* [GIVEN REQUEST]: Repeat the material verbatim and drop the pictures.

· · · · · · ·

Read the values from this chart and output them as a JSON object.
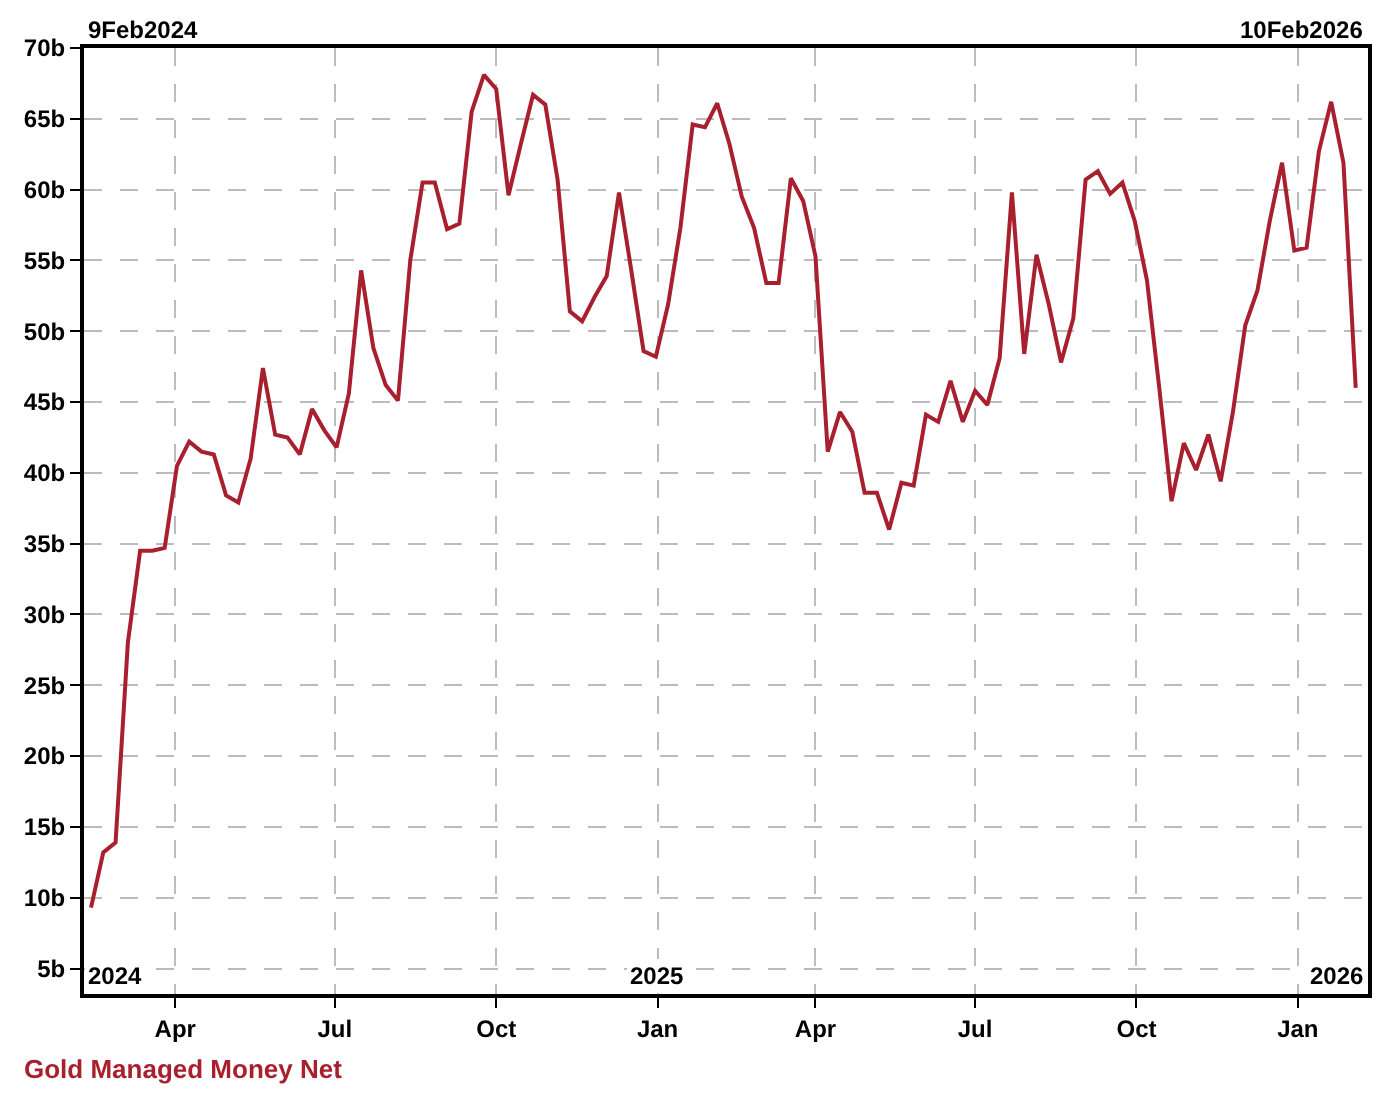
{
  "chart_data": {
    "type": "line",
    "x": [
      "2024-02-13",
      "2024-02-20",
      "2024-02-27",
      "2024-03-05",
      "2024-03-12",
      "2024-03-19",
      "2024-03-26",
      "2024-04-02",
      "2024-04-09",
      "2024-04-16",
      "2024-04-23",
      "2024-04-30",
      "2024-05-07",
      "2024-05-14",
      "2024-05-21",
      "2024-05-28",
      "2024-06-04",
      "2024-06-11",
      "2024-06-18",
      "2024-06-25",
      "2024-07-02",
      "2024-07-09",
      "2024-07-16",
      "2024-07-23",
      "2024-07-30",
      "2024-08-06",
      "2024-08-13",
      "2024-08-20",
      "2024-08-27",
      "2024-09-03",
      "2024-09-10",
      "2024-09-17",
      "2024-09-24",
      "2024-10-01",
      "2024-10-08",
      "2024-10-15",
      "2024-10-22",
      "2024-10-29",
      "2024-11-05",
      "2024-11-12",
      "2024-11-19",
      "2024-11-26",
      "2024-12-03",
      "2024-12-10",
      "2024-12-17",
      "2024-12-24",
      "2024-12-31",
      "2025-01-07",
      "2025-01-14",
      "2025-01-21",
      "2025-01-28",
      "2025-02-04",
      "2025-02-11",
      "2025-02-18",
      "2025-02-25",
      "2025-03-04",
      "2025-03-11",
      "2025-03-18",
      "2025-03-25",
      "2025-04-01",
      "2025-04-08",
      "2025-04-15",
      "2025-04-22",
      "2025-04-29",
      "2025-05-06",
      "2025-05-13",
      "2025-05-20",
      "2025-05-27",
      "2025-06-03",
      "2025-06-10",
      "2025-06-17",
      "2025-06-24",
      "2025-07-01",
      "2025-07-08",
      "2025-07-15",
      "2025-07-22",
      "2025-07-29",
      "2025-08-05",
      "2025-08-12",
      "2025-08-19",
      "2025-08-26",
      "2025-09-02",
      "2025-09-09",
      "2025-09-16",
      "2025-09-23",
      "2025-09-30",
      "2025-10-07",
      "2025-10-14",
      "2025-10-21",
      "2025-10-28",
      "2025-11-04",
      "2025-11-11",
      "2025-11-18",
      "2025-11-25",
      "2025-12-02",
      "2025-12-09",
      "2025-12-16",
      "2025-12-23",
      "2025-12-30",
      "2026-01-06",
      "2026-01-13",
      "2026-01-20",
      "2026-01-27",
      "2026-02-03"
    ],
    "series": [
      {
        "name": "Gold Managed Money Net",
        "color": "#a8202e",
        "values": [
          9.3,
          13.2,
          13.9,
          28,
          34.5,
          34.5,
          34.7,
          40.5,
          42.2,
          41.5,
          41.3,
          38.4,
          37.9,
          41,
          47.4,
          42.7,
          42.5,
          41.3,
          44.5,
          43,
          41.8,
          45.6,
          54.3,
          48.8,
          46.2,
          45.1,
          55,
          60.5,
          60.5,
          57.2,
          57.6,
          65.5,
          68.1,
          67.1,
          59.6,
          63.2,
          66.7,
          66,
          60.7,
          51.4,
          50.7,
          52.4,
          53.9,
          59.8,
          54.3,
          48.6,
          48.2,
          51.9,
          57.3,
          64.6,
          64.4,
          66.1,
          63.2,
          59.5,
          57.3,
          53.4,
          53.4,
          60.8,
          59.2,
          55.3,
          41.5,
          44.3,
          42.9,
          38.6,
          38.6,
          36,
          39.3,
          39.1,
          44.1,
          43.6,
          46.5,
          43.6,
          45.8,
          44.8,
          48.1,
          59.8,
          48.4,
          55.4,
          51.9,
          47.8,
          50.9,
          60.7,
          61.3,
          59.7,
          60.5,
          57.8,
          53.6,
          46,
          38,
          42.1,
          40.2,
          42.7,
          39.4,
          44.3,
          50.4,
          52.9,
          57.8,
          61.9,
          55.7,
          55.9,
          62.7,
          66.2,
          61.9,
          46
        ]
      }
    ],
    "xlim": [
      "2024-02-09",
      "2026-02-10"
    ],
    "xticks": [
      {
        "value": "2024-04-01",
        "label": "Apr"
      },
      {
        "value": "2024-07-01",
        "label": "Jul"
      },
      {
        "value": "2024-10-01",
        "label": "Oct"
      },
      {
        "value": "2025-01-01",
        "label": "Jan"
      },
      {
        "value": "2025-04-01",
        "label": "Apr"
      },
      {
        "value": "2025-07-01",
        "label": "Jul"
      },
      {
        "value": "2025-10-01",
        "label": "Oct"
      },
      {
        "value": "2026-01-01",
        "label": "Jan"
      }
    ],
    "ylim": [
      3.2,
      70
    ],
    "yticks": [
      {
        "value": 5,
        "label": "5b"
      },
      {
        "value": 10,
        "label": "10b"
      },
      {
        "value": 15,
        "label": "15b"
      },
      {
        "value": 20,
        "label": "20b"
      },
      {
        "value": 25,
        "label": "25b"
      },
      {
        "value": 30,
        "label": "30b"
      },
      {
        "value": 35,
        "label": "35b"
      },
      {
        "value": 40,
        "label": "40b"
      },
      {
        "value": 45,
        "label": "45b"
      },
      {
        "value": 50,
        "label": "50b"
      },
      {
        "value": 55,
        "label": "55b"
      },
      {
        "value": 60,
        "label": "60b"
      },
      {
        "value": 65,
        "label": "65b"
      },
      {
        "value": 70,
        "label": "70b"
      }
    ],
    "annotations": [
      "9Feb2024",
      "10Feb2026",
      "2024",
      {
        "text": "2025",
        "x": "2025-01-01"
      },
      "2026"
    ],
    "grid": true,
    "line_style": "solid",
    "marker": "none",
    "legend": false
  }
}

· · · · · · ·

* [RESPONSE]:
Read the values from this chart and output them as a JSON object.
{
  "chart_data": {
    "type": "line",
    "x": [
      "2024-02-13",
      "2024-02-20",
      "2024-02-27",
      "2024-03-05",
      "2024-03-12",
      "2024-03-19",
      "2024-03-26",
      "2024-04-02",
      "2024-04-09",
      "2024-04-16",
      "2024-04-23",
      "2024-04-30",
      "2024-05-07",
      "2024-05-14",
      "2024-05-21",
      "2024-05-28",
      "2024-06-04",
      "2024-06-11",
      "2024-06-18",
      "2024-06-25",
      "2024-07-02",
      "2024-07-09",
      "2024-07-16",
      "2024-07-23",
      "2024-07-30",
      "2024-08-06",
      "2024-08-13",
      "2024-08-20",
      "2024-08-27",
      "2024-09-03",
      "2024-09-10",
      "2024-09-17",
      "2024-09-24",
      "2024-10-01",
      "2024-10-08",
      "2024-10-15",
      "2024-10-22",
      "2024-10-29",
      "2024-11-05",
      "2024-11-12",
      "2024-11-19",
      "2024-11-26",
      "2024-12-03",
      "2024-12-10",
      "2024-12-17",
      "2024-12-24",
      "2024-12-31",
      "2025-01-07",
      "2025-01-14",
      "2025-01-21",
      "2025-01-28",
      "2025-02-04",
      "2025-02-11",
      "2025-02-18",
      "2025-02-25",
      "2025-03-04",
      "2025-03-11",
      "2025-03-18",
      "2025-03-25",
      "2025-04-01",
      "2025-04-08",
      "2025-04-15",
      "2025-04-22",
      "2025-04-29",
      "2025-05-06",
      "2025-05-13",
      "2025-05-20",
      "2025-05-27",
      "2025-06-03",
      "2025-06-10",
      "2025-06-17",
      "2025-06-24",
      "2025-07-01",
      "2025-07-08",
      "2025-07-15",
      "2025-07-22",
      "2025-07-29",
      "2025-08-05",
      "2025-08-12",
      "2025-08-19",
      "2025-08-26",
      "2025-09-02",
      "2025-09-09",
      "2025-09-16",
      "2025-09-23",
      "2025-09-30",
      "2025-10-07",
      "2025-10-14",
      "2025-10-21",
      "2025-10-28",
      "2025-11-04",
      "2025-11-11",
      "2025-11-18",
      "2025-11-25",
      "2025-12-02",
      "2025-12-09",
      "2025-12-16",
      "2025-12-23",
      "2025-12-30",
      "2026-01-06",
      "2026-01-13",
      "2026-01-20",
      "2026-01-27",
      "2026-02-03"
    ],
    "series": [
      {
        "name": "Gold Managed Money Net",
        "color": "#a8202e",
        "values": [
          9.3,
          13.2,
          13.9,
          28,
          34.5,
          34.5,
          34.7,
          40.5,
          42.2,
          41.5,
          41.3,
          38.4,
          37.9,
          41,
          47.4,
          42.7,
          42.5,
          41.3,
          44.5,
          43,
          41.8,
          45.6,
          54.3,
          48.8,
          46.2,
          45.1,
          55,
          60.5,
          60.5,
          57.2,
          57.6,
          65.5,
          68.1,
          67.1,
          59.6,
          63.2,
          66.7,
          66,
          60.7,
          51.4,
          50.7,
          52.4,
          53.9,
          59.8,
          54.3,
          48.6,
          48.2,
          51.9,
          57.3,
          64.6,
          64.4,
          66.1,
          63.2,
          59.5,
          57.3,
          53.4,
          53.4,
          60.8,
          59.2,
          55.3,
          41.5,
          44.3,
          42.9,
          38.6,
          38.6,
          36,
          39.3,
          39.1,
          44.1,
          43.6,
          46.5,
          43.6,
          45.8,
          44.8,
          48.1,
          59.8,
          48.4,
          55.4,
          51.9,
          47.8,
          50.9,
          60.7,
          61.3,
          59.7,
          60.5,
          57.8,
          53.6,
          46,
          38,
          42.1,
          40.2,
          42.7,
          39.4,
          44.3,
          50.4,
          52.9,
          57.8,
          61.9,
          55.7,
          55.9,
          62.7,
          66.2,
          61.9,
          46
        ]
      }
    ],
    "xlim": [
      "2024-02-09",
      "2026-02-10"
    ],
    "xticks": [
      {
        "value": "2024-04-01",
        "label": "Apr"
      },
      {
        "value": "2024-07-01",
        "label": "Jul"
      },
      {
        "value": "2024-10-01",
        "label": "Oct"
      },
      {
        "value": "2025-01-01",
        "label": "Jan"
      },
      {
        "value": "2025-04-01",
        "label": "Apr"
      },
      {
        "value": "2025-07-01",
        "label": "Jul"
      },
      {
        "value": "2025-10-01",
        "label": "Oct"
      },
      {
        "value": "2026-01-01",
        "label": "Jan"
      }
    ],
    "ylim": [
      3.2,
      70
    ],
    "yticks": [
      {
        "value": 5,
        "label": "5b"
      },
      {
        "value": 10,
        "label": "10b"
      },
      {
        "value": 15,
        "label": "15b"
      },
      {
        "value": 20,
        "label": "20b"
      },
      {
        "value": 25,
        "label": "25b"
      },
      {
        "value": 30,
        "label": "30b"
      },
      {
        "value": 35,
        "label": "35b"
      },
      {
        "value": 40,
        "label": "40b"
      },
      {
        "value": 45,
        "label": "45b"
      },
      {
        "value": 50,
        "label": "50b"
      },
      {
        "value": 55,
        "label": "55b"
      },
      {
        "value": 60,
        "label": "60b"
      },
      {
        "value": 65,
        "label": "65b"
      },
      {
        "value": 70,
        "label": "70b"
      }
    ],
    "annotations": [
      "9Feb2024",
      "10Feb2026",
      "2024",
      {
        "text": "2025",
        "x": "2025-01-01"
      },
      "2026"
    ],
    "grid": true,
    "line_style": "solid",
    "marker": "none",
    "legend": false
  }
}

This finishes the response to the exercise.